* WHAT THIS EXERCISE ASKS *
[a] Answer these questions using the tax ordinance text below, marking each answer with the same numeral:
(i) With what must net profits shown on returns be reconciled?
(ii) For whose salary or withdrawal may no deduction be claimed?
(iii) Which four kinds of taxes are not deductible from income?
[b] Pick up the tax ordinance text on business income and deductions below after its last sentence, and continue it in the same style.

* TEXT PROVIDED *
Net profits, shown on returns filed pursuant to the
ordinance, must be reconciled with the income reported
to the federal Internal Revenue Service.
b. GROSS RECEIPTS:
.1 Gross receipts shall
include, but not be limited to, income in the form of
commissions, fees, rentals from real and tangible
personal property, and other compensation for work or
services performed or rendered as well as income from
sales of stock in trade.
.2 From gross receipts
there shall be deducted allowable expenses to arrive at
the net profit subject to tax.
c. EXPENSES
.1 In determining taxable
business income, the deductible expenses shall be of the
same nature, extent and amount as allowed by the
Internal Revenue Service for federal income tax
purposes.
.2 All ordinary and
necessary expenses of doing business, including
reasonable compensation paid employees, shall be allowed
but no deduction may be claimed for salary or withdrawal
of a proprietor or of the partners, members, or other
owners of an unincorporated business or enterprise.
.01 If not claimed as
part of the cost of goods sold or elsewhere in the
return filed, there may be claimed and allowed a
reasonable deduction for depreciation, depletion,
obsolescence, losses resulting from theft or casualty,
not compensated for by insurance or otherwise of
property used in the trade or business, but the amount
may not exceed that recognized for the purpose of the
federal income tax. Provided, however, that loss on the
sale, exchange or other disposition of depreciable
property or real estate used in the taxpayer's business
shall not be allowed as a deductible expense.
.02 Current amortization
of emergency facilities under the provisions of the
Internal Revenue Code, if recognized as such for federal
income tax purposes, may be included as an expense
deduction hereunder.
.03 Where depreciable
property is voluntarily destroyed only the cost of such
demolition and the undepreciated balance thereof will be
allowed as an expense in the year of such demolition, to
the extent allowable for federal income tax purposes.
.04 Bad debts in a
reasonable amount may be allowed in the year ascertained
worthless and charged off, or at the discretion of the
Administrator (if the reserve method is used), a
reasonable addition to the reserve may be claimed, but
in no event shall the amount exceed the amount allowable
for federal income tax purposes.
.05 Only taxes directly
connected with the business may be claimed as a
deduction. If, for any reason, the income from property
is not subject to the tax, then taxes on and other
expenses of said property are not deductible. In any
event, the following taxes are not deductible from
income; (1) the tax under the ordinance; (2) federal or
other taxes based upon income; (3) gifts, estate or
inheritance taxes; and (4) taxes for local benefits or
improvements to property which tend to appreciate the
value thereof.

* SUPPLIED MATERIAL *
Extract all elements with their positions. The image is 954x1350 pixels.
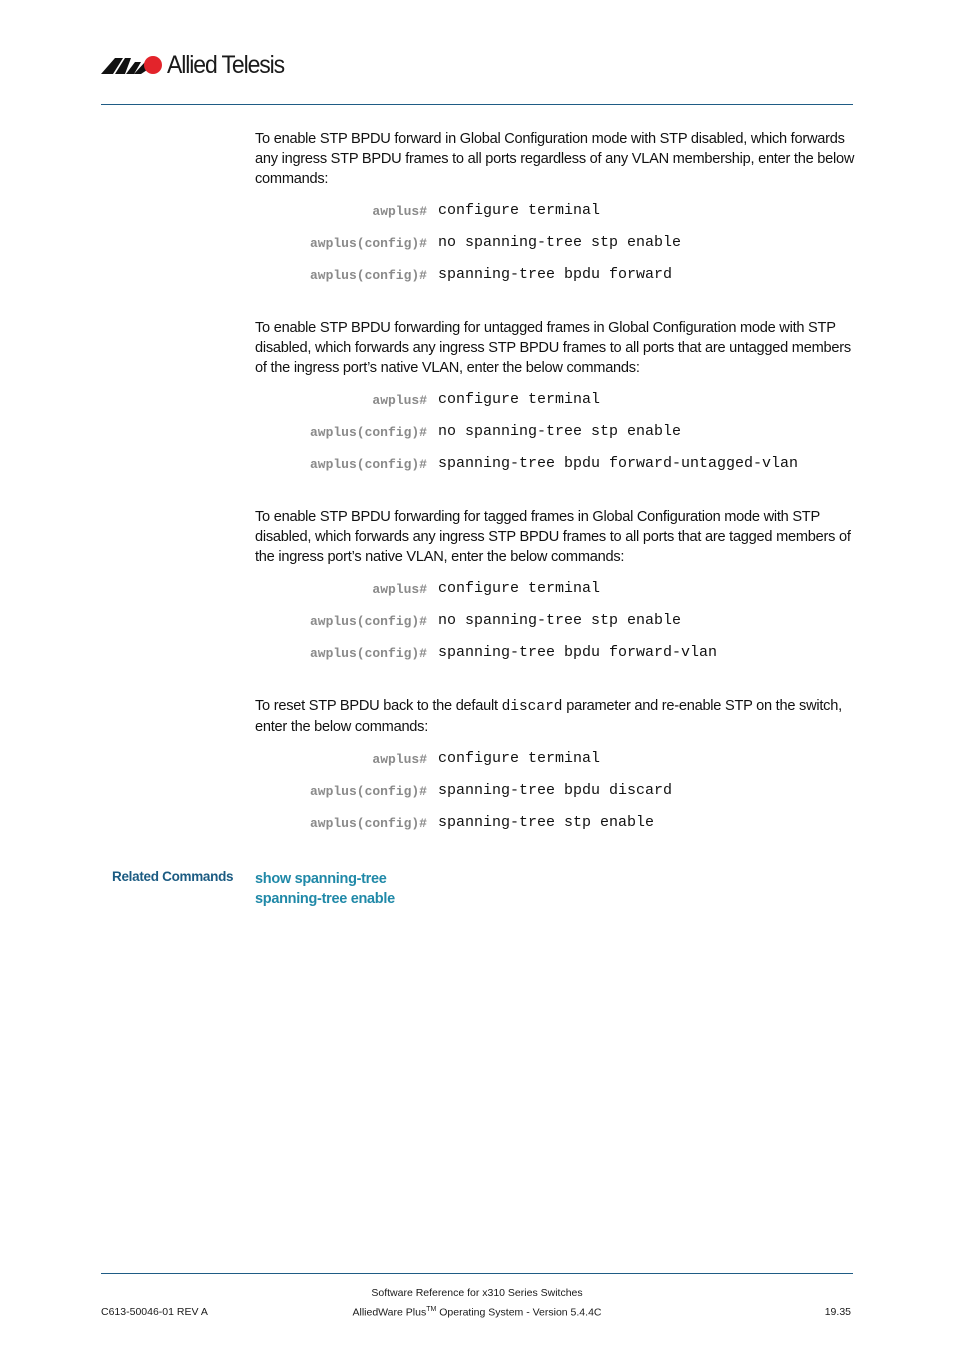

* EXPECTED ANSWERS *
[a]
(i) With the income reported to the federal Internal Revenue Service.
(ii) A proprietor, or the partners, members, or other owners of an unincorporated business or enterprise.
(iii) The tax under the ordinance; federal or other taxes based upon income; gifts, estate or inheritance taxes; and taxes for local benefits or improvements to property which tend to appreciate its value.

[b]
.06 In general,
non-taxable income and expenses incurred in connection
therewith are not to be considered in determining net
profits. Income from intangibles, by way of dividends,
interest and the like, shall not be included if such
income is subject to taxation under the intangible
personal property laws of the State of Ohio or is
specifically exempt from taxation under said law.
.07 If the taxpayer
reports income that is non-taxable under the ordinance
and such amounts are deducted in order to reconcile to
the City of Piqua return with the taxpayer's federal
income tax return, expenses attributable to this
non-taxable income shall not be allowed. The taxpayer
may submit to the Administrator satisfactory evidence of
the actual amount of expense attributable to the
non-taxable income. In the absence of records showing
the actual expenses attributable to such non-taxable
income, and upon approval of the Administrator, such
amount shall be deemed to equal five percent (5%) of
such non-taxable income.
.08 Capital gains and
losses, as defined by the IRS for federal tax purposes,
from sale, exchange or other disposition of property
shall not be taken into consideration in arriving at net
profits earned. Any amount received on a sale or other
disposition of tangible personal property used in
business, in excess of book value, shall be treated as
taxable income under the ordinance to the extent of
depreciation allowed or allowable after January 1, 1967.
The balance shall be treated as a capital gain.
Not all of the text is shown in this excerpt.